## Exercise objective
Pull out each line in the records below that contains the word "aligned".

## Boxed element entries
══════════
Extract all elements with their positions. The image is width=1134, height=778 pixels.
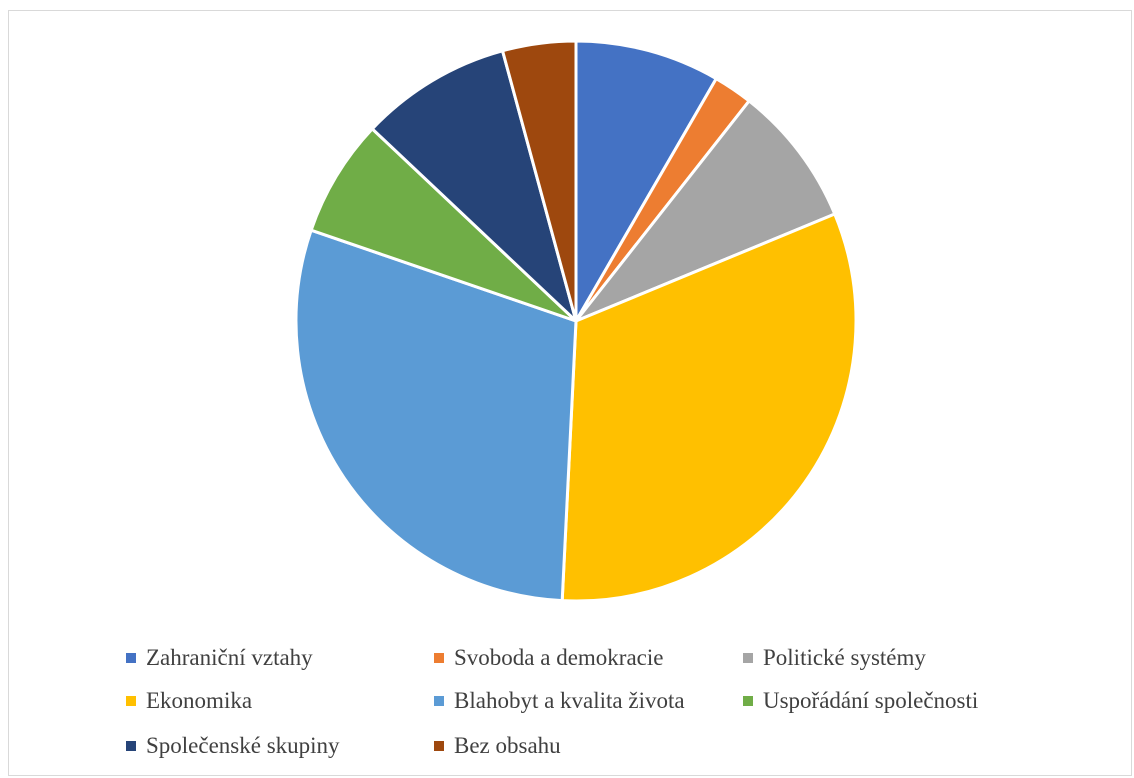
pie-slice-5	[309, 127, 578, 323]
pie-slice-3	[560, 212, 858, 603]
pie-slice-7	[501, 39, 578, 323]
pie-slice-2	[574, 99, 837, 323]
pie-slice-6	[370, 49, 578, 323]
pie-slice-4	[294, 228, 578, 603]
pie-slice-0	[574, 39, 718, 323]
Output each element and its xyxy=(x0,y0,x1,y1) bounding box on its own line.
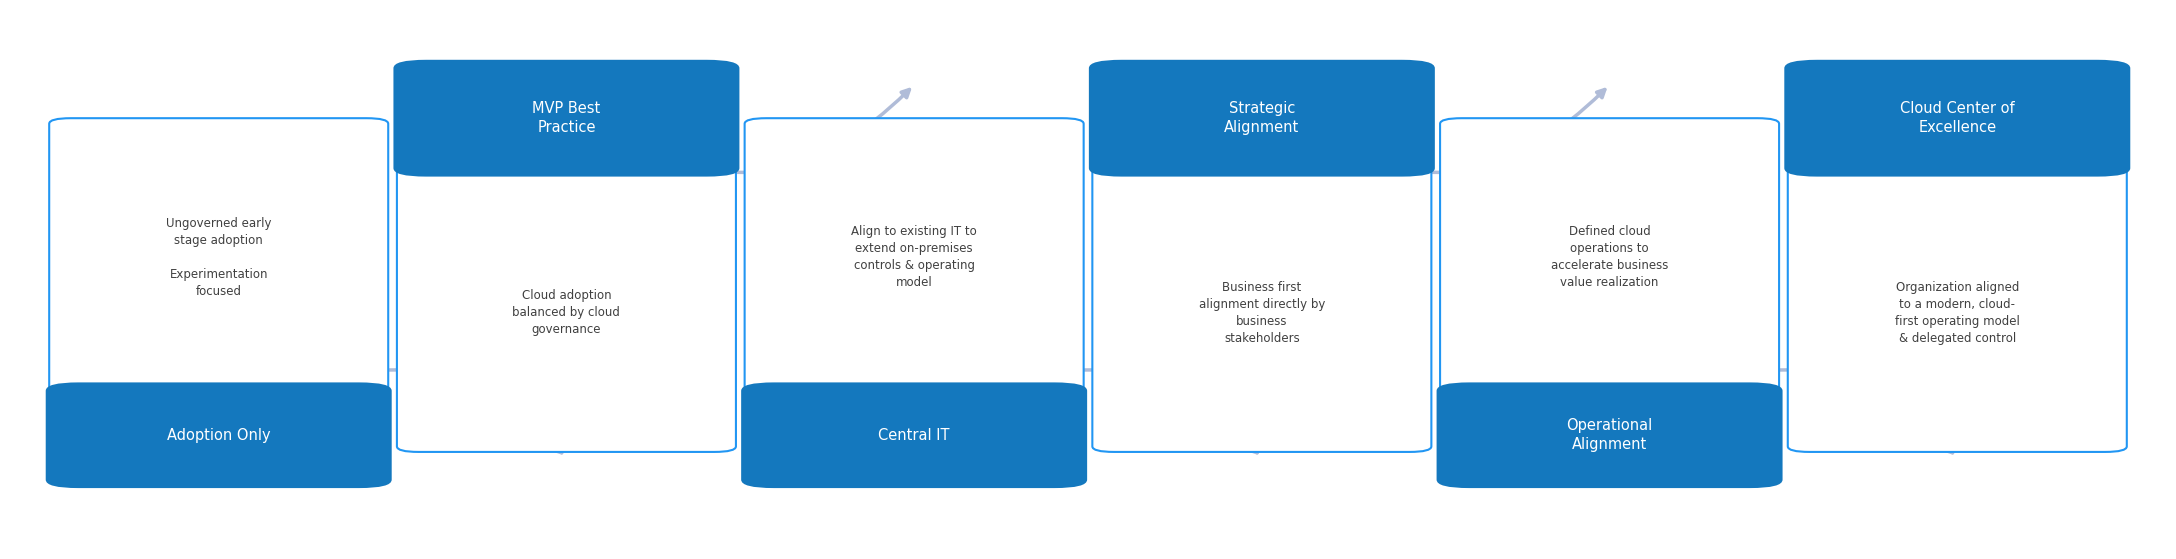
FancyArrowPatch shape xyxy=(568,87,910,172)
FancyBboxPatch shape xyxy=(742,382,1088,488)
FancyBboxPatch shape xyxy=(1088,60,1434,177)
FancyBboxPatch shape xyxy=(1784,60,2130,177)
FancyArrowPatch shape xyxy=(916,370,1258,456)
Text: Cloud adoption
balanced by cloud
governance: Cloud adoption balanced by cloud governa… xyxy=(514,290,620,337)
FancyBboxPatch shape xyxy=(1789,129,2126,452)
FancyArrowPatch shape xyxy=(1612,370,1952,456)
FancyBboxPatch shape xyxy=(1092,129,1432,452)
Text: Strategic
Alignment: Strategic Alignment xyxy=(1225,101,1299,135)
Text: MVP Best
Practice: MVP Best Practice xyxy=(533,101,601,135)
FancyBboxPatch shape xyxy=(1436,382,1782,488)
FancyBboxPatch shape xyxy=(744,118,1084,441)
Text: Organization aligned
to a modern, cloud-
first operating model
& delegated contr: Organization aligned to a modern, cloud-… xyxy=(1895,281,2019,345)
FancyBboxPatch shape xyxy=(46,382,392,488)
Text: Align to existing IT to
extend on-premises
controls & operating
model: Align to existing IT to extend on-premis… xyxy=(851,225,977,289)
FancyBboxPatch shape xyxy=(50,118,387,441)
Text: Cloud Center of
Excellence: Cloud Center of Excellence xyxy=(1900,101,2015,135)
Text: Central IT: Central IT xyxy=(879,428,951,443)
Text: Defined cloud
operations to
accelerate business
value realization: Defined cloud operations to accelerate b… xyxy=(1551,225,1669,289)
FancyArrowPatch shape xyxy=(220,370,561,456)
FancyBboxPatch shape xyxy=(396,129,735,452)
FancyBboxPatch shape xyxy=(394,60,740,177)
FancyBboxPatch shape xyxy=(1441,118,1780,441)
Text: Ungoverned early
stage adoption

Experimentation
focused: Ungoverned early stage adoption Experime… xyxy=(165,217,272,298)
Text: Operational
Alignment: Operational Alignment xyxy=(1567,419,1654,452)
FancyArrowPatch shape xyxy=(1264,87,1606,172)
Text: Adoption Only: Adoption Only xyxy=(168,428,270,443)
Text: Business first
alignment directly by
business
stakeholders: Business first alignment directly by bus… xyxy=(1199,281,1325,345)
══════════
## Exercise answer
Text: Organization aligned
& delegated contr: Organization aligned to a modern, cloud-… xyxy=(1895,281,2019,345)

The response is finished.